** WHAT YOU NEED TO DO **
Show every line in the records below that contains the word "icon".

** RECORDS SUPPLIED **
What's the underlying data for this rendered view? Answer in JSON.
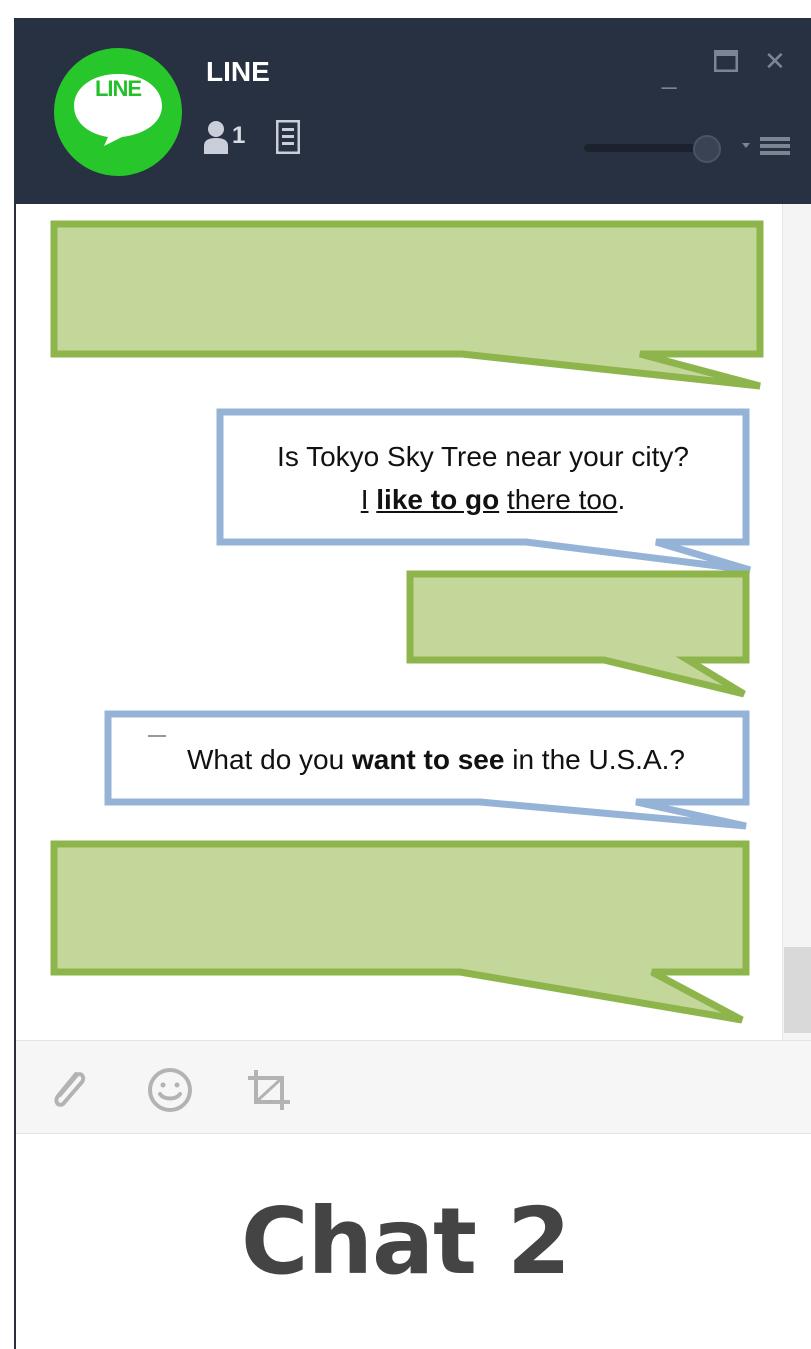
{
  "app": {
    "title": "LINE",
    "logo_text": "LINE",
    "member_count": "1"
  },
  "window": {
    "minimize": "_",
    "close": "✕"
  },
  "messages": [
    {
      "side": "green",
      "text_line1": "",
      "text_line2": ""
    },
    {
      "side": "blue",
      "line1": "Is Tokyo Sky Tree near your city?",
      "line2_a": "I",
      "line2_b": "like to go",
      "line2_c": "there too",
      "line2_d": "."
    },
    {
      "side": "green"
    },
    {
      "side": "blue",
      "line_a": "What do you",
      "line_b": "want to see",
      "line_c": "in the U.S.A.?"
    },
    {
      "side": "green"
    }
  ],
  "toolbar": {
    "attach_icon": "paperclip-icon",
    "emoji_icon": "smiley-icon",
    "capture_icon": "crop-icon"
  },
  "caption": "Chat 2",
  "colors": {
    "titlebar": "#283142",
    "green_fill": "#c4d79b",
    "green_border": "#8db54b",
    "blue_border": "#95b3d7",
    "logo_green": "#27c72b"
  }
}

** RESPONSE FOR THIS EXERCISE **
    "attach_icon": "paperclip-icon",
    "emoji_icon": "smiley-icon",
    "capture_icon": "crop-icon"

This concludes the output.